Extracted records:
— Start —
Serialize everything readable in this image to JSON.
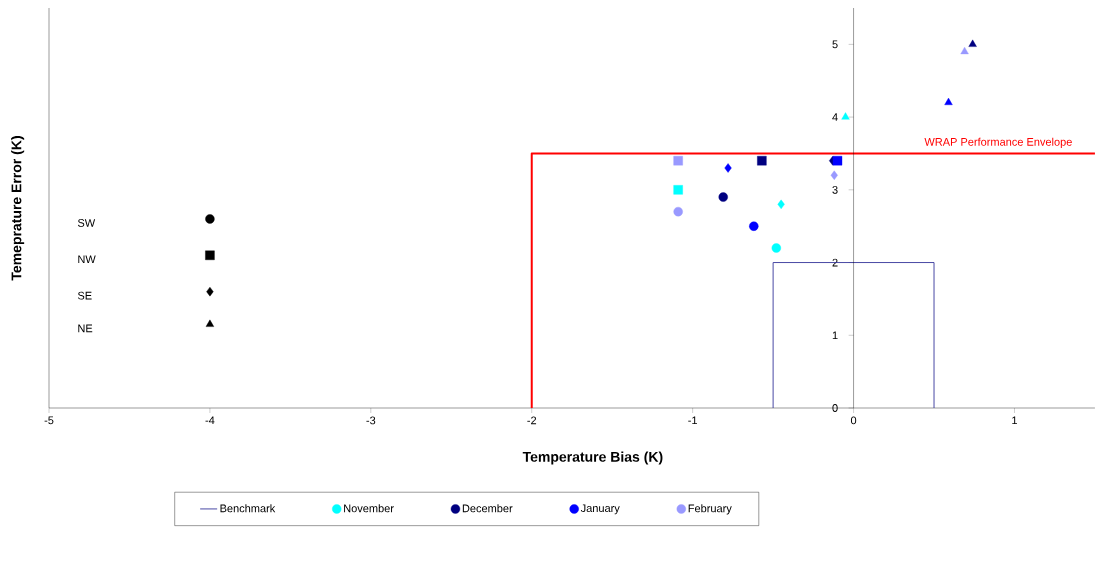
{
  "chart_data": {
    "type": "scatter",
    "xlabel": "Temperature Bias (K)",
    "ylabel": "Temeprature Error (K)",
    "xlim": [
      -5,
      1.5
    ],
    "ylim": [
      0,
      5.5
    ],
    "xticks": [
      -5,
      -4,
      -3,
      -2,
      -1,
      0,
      1
    ],
    "yticks": [
      0,
      1,
      2,
      3,
      4,
      5
    ],
    "legend": "bottom",
    "series": [
      {
        "name": "Benchmark",
        "type": "line",
        "color": "#333399",
        "x": [
          -0.5,
          -0.5,
          0.5,
          0.5
        ],
        "values": [
          0,
          2,
          2,
          0
        ]
      },
      {
        "type": "line",
        "color": "#ff0000",
        "x": [
          -2,
          -2,
          1.5
        ],
        "values": [
          0,
          3.5,
          3.5
        ]
      },
      {
        "name": "November",
        "color": "#00ffff",
        "marker": "circle",
        "x": [
          -0.48
        ],
        "values": [
          2.2
        ]
      },
      {
        "name": "December",
        "color": "#000080",
        "marker": "circle",
        "x": [
          -0.81
        ],
        "values": [
          2.9
        ]
      },
      {
        "name": "January",
        "color": "#0000ff",
        "marker": "circle",
        "x": [
          -0.62
        ],
        "values": [
          2.5
        ]
      },
      {
        "name": "February",
        "color": "#9999ff",
        "marker": "circle",
        "x": [
          -1.09
        ],
        "values": [
          2.7
        ]
      },
      {
        "color": "#00ffff",
        "marker": "square",
        "x": [
          -1.09
        ],
        "values": [
          3.0
        ]
      },
      {
        "color": "#00ffff",
        "marker": "diamond",
        "x": [
          -0.45
        ],
        "values": [
          2.8
        ]
      },
      {
        "color": "#00ffff",
        "marker": "triangle",
        "x": [
          -0.05
        ],
        "values": [
          4.0
        ]
      },
      {
        "color": "#000080",
        "marker": "square",
        "x": [
          -0.57
        ],
        "values": [
          3.4
        ]
      },
      {
        "color": "#000080",
        "marker": "diamond",
        "x": [
          -0.13
        ],
        "values": [
          3.4
        ]
      },
      {
        "color": "#000080",
        "marker": "triangle",
        "x": [
          0.74
        ],
        "values": [
          5.0
        ]
      },
      {
        "color": "#0000ff",
        "marker": "square",
        "x": [
          -0.1
        ],
        "values": [
          3.4
        ]
      },
      {
        "color": "#0000ff",
        "marker": "diamond",
        "x": [
          -0.78
        ],
        "values": [
          3.3
        ]
      },
      {
        "color": "#0000ff",
        "marker": "triangle",
        "x": [
          0.59
        ],
        "values": [
          4.2
        ]
      },
      {
        "color": "#9999ff",
        "marker": "square",
        "x": [
          -1.09
        ],
        "values": [
          3.4
        ]
      },
      {
        "color": "#9999ff",
        "marker": "diamond",
        "x": [
          -0.12
        ],
        "values": [
          3.2
        ]
      },
      {
        "color": "#9999ff",
        "marker": "triangle",
        "x": [
          0.69
        ],
        "values": [
          4.9
        ]
      },
      {
        "color": "#000000",
        "marker": "circle",
        "x": [
          -4
        ],
        "values": [
          2.6
        ]
      },
      {
        "color": "#000000",
        "marker": "square",
        "x": [
          -4
        ],
        "values": [
          2.1
        ]
      },
      {
        "color": "#000000",
        "marker": "diamond",
        "x": [
          -4
        ],
        "values": [
          1.6
        ]
      },
      {
        "color": "#000000",
        "marker": "triangle",
        "x": [
          -4
        ],
        "values": [
          1.15
        ]
      }
    ],
    "annotations": [
      {
        "text": "WRAP Performance Envelope",
        "x": 0.9,
        "y": 3.5
      },
      "SW",
      "NW",
      "SE",
      "NE"
    ]
  }
}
— End —
What is required: Using the listing above, return all lines where the word "name" occurs.

Final result:
        "name": "Benchmark",
        "name": "November",
        "name": "December",
        "name": "January",
        "name": "February",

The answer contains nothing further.